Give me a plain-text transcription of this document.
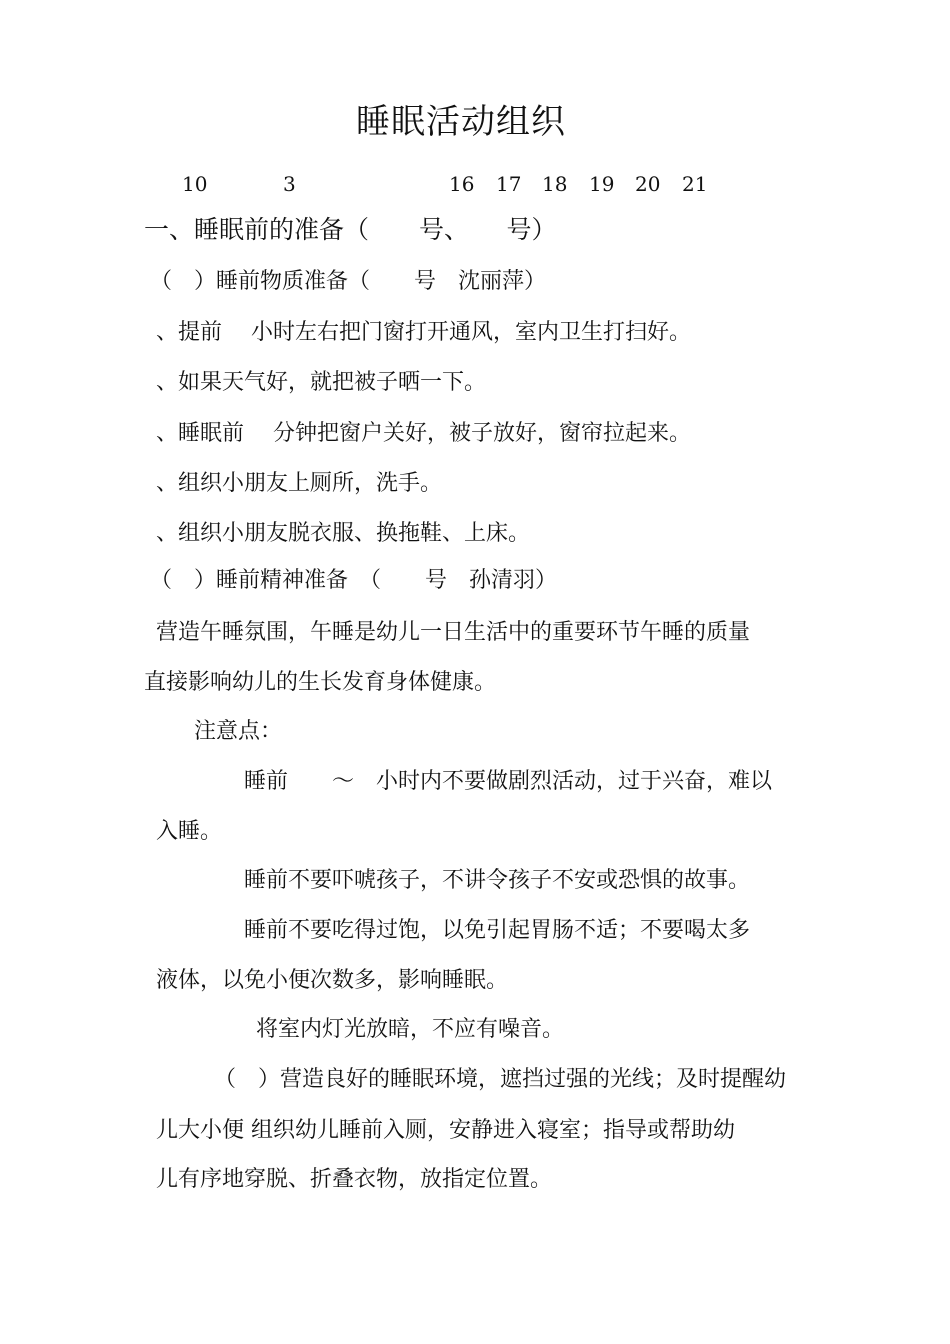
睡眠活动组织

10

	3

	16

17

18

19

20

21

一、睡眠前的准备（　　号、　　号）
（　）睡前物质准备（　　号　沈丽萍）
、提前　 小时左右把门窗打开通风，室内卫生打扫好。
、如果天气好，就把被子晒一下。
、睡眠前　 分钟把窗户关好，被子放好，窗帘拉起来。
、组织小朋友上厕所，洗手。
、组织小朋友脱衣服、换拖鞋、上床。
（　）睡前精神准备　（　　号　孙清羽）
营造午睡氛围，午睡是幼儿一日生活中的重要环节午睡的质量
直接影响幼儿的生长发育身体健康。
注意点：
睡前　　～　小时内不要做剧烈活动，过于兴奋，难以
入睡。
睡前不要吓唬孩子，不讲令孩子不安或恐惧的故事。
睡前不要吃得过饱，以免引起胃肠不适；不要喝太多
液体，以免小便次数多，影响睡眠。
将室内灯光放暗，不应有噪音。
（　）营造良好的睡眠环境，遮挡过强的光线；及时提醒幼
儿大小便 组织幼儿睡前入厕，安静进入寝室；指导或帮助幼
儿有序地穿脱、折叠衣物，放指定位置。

##############################

Written instruction:
All of the material above should be reproduced exactly, except the pictures.

Answer to this exercise:
Give me a plain-text transcription of this document.
睡眠活动组织

10

	3

	16

17

18

19

20

21

一、睡眠前的准备（　　号、　　号）
（　）睡前物质准备（　　号　沈丽萍）
、提前　 小时左右把门窗打开通风，室内卫生打扫好。
、如果天气好，就把被子晒一下。
、睡眠前　 分钟把窗户关好，被子放好，窗帘拉起来。
、组织小朋友上厕所，洗手。
、组织小朋友脱衣服、换拖鞋、上床。
（　）睡前精神准备　（　　号　孙清羽）
营造午睡氛围，午睡是幼儿一日生活中的重要环节午睡的质量
直接影响幼儿的生长发育身体健康。
注意点：
睡前　　～　小时内不要做剧烈活动，过于兴奋，难以
入睡。
睡前不要吓唬孩子，不讲令孩子不安或恐惧的故事。
睡前不要吃得过饱，以免引起胃肠不适；不要喝太多
液体，以免小便次数多，影响睡眠。
将室内灯光放暗，不应有噪音。
（　）营造良好的睡眠环境，遮挡过强的光线；及时提醒幼
儿大小便 组织幼儿睡前入厕，安静进入寝室；指导或帮助幼
儿有序地穿脱、折叠衣物，放指定位置。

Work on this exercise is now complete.